* start RECORDS PROVIDED *

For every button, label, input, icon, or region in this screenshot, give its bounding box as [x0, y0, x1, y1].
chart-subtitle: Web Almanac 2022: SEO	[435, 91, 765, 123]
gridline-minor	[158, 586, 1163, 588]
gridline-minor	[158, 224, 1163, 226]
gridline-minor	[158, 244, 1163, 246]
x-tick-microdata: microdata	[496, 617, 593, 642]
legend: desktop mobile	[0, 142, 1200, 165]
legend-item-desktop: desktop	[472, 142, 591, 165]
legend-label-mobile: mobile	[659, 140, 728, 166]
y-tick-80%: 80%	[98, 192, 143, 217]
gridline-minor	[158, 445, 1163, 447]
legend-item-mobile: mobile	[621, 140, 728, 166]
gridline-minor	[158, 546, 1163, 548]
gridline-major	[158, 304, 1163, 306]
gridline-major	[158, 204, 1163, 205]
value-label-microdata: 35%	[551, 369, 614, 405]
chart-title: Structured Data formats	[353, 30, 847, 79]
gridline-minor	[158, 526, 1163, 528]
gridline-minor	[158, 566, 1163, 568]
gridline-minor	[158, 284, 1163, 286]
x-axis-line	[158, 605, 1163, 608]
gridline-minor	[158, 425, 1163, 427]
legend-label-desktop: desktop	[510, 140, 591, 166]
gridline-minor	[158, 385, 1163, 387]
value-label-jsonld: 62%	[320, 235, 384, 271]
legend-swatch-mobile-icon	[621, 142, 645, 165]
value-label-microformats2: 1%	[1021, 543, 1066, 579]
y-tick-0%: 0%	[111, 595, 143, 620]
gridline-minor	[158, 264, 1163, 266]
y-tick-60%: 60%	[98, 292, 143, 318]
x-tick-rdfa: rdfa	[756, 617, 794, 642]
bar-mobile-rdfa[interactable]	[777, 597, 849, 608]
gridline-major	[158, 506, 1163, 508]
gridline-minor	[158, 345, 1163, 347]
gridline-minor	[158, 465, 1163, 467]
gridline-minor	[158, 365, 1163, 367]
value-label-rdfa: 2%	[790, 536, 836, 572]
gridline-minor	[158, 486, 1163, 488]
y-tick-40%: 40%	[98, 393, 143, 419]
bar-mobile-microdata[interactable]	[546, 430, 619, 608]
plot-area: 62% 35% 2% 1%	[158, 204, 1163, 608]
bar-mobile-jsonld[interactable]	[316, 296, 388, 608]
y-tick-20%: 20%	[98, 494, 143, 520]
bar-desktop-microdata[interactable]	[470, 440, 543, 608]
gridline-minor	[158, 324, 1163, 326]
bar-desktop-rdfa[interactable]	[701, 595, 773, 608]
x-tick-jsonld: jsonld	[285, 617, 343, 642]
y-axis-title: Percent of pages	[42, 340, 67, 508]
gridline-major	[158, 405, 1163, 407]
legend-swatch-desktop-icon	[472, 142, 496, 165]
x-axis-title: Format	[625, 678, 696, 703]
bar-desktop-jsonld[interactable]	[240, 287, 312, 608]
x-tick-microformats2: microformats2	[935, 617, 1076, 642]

* end RECORDS PROVIDED *

STATED EXERCISE — Reproduce the lines from the very first one through the line that contains "345, 1163, 347]", inclusive, with no changes.

IN RESPONSE —
For every button, label, input, icon, or region in this screenshot, give its bounding box as [x0, y0, x1, y1].
chart-subtitle: Web Almanac 2022: SEO	[435, 91, 765, 123]
gridline-minor	[158, 586, 1163, 588]
gridline-minor	[158, 224, 1163, 226]
gridline-minor	[158, 244, 1163, 246]
x-tick-microdata: microdata	[496, 617, 593, 642]
legend: desktop mobile	[0, 142, 1200, 165]
legend-item-desktop: desktop	[472, 142, 591, 165]
legend-label-mobile: mobile	[659, 140, 728, 166]
y-tick-80%: 80%	[98, 192, 143, 217]
gridline-minor	[158, 445, 1163, 447]
legend-item-mobile: mobile	[621, 140, 728, 166]
gridline-minor	[158, 546, 1163, 548]
gridline-major	[158, 304, 1163, 306]
gridline-major	[158, 204, 1163, 205]
value-label-microdata: 35%	[551, 369, 614, 405]
chart-title: Structured Data formats	[353, 30, 847, 79]
gridline-minor	[158, 526, 1163, 528]
gridline-minor	[158, 566, 1163, 568]
gridline-minor	[158, 284, 1163, 286]
x-axis-line	[158, 605, 1163, 608]
gridline-minor	[158, 425, 1163, 427]
legend-label-desktop: desktop	[510, 140, 591, 166]
gridline-minor	[158, 385, 1163, 387]
value-label-jsonld: 62%	[320, 235, 384, 271]
legend-swatch-mobile-icon	[621, 142, 645, 165]
value-label-microformats2: 1%	[1021, 543, 1066, 579]
y-tick-0%: 0%	[111, 595, 143, 620]
gridline-minor	[158, 264, 1163, 266]
y-tick-60%: 60%	[98, 292, 143, 318]
x-tick-rdfa: rdfa	[756, 617, 794, 642]
bar-mobile-rdfa[interactable]	[777, 597, 849, 608]
gridline-major	[158, 506, 1163, 508]
gridline-minor	[158, 345, 1163, 347]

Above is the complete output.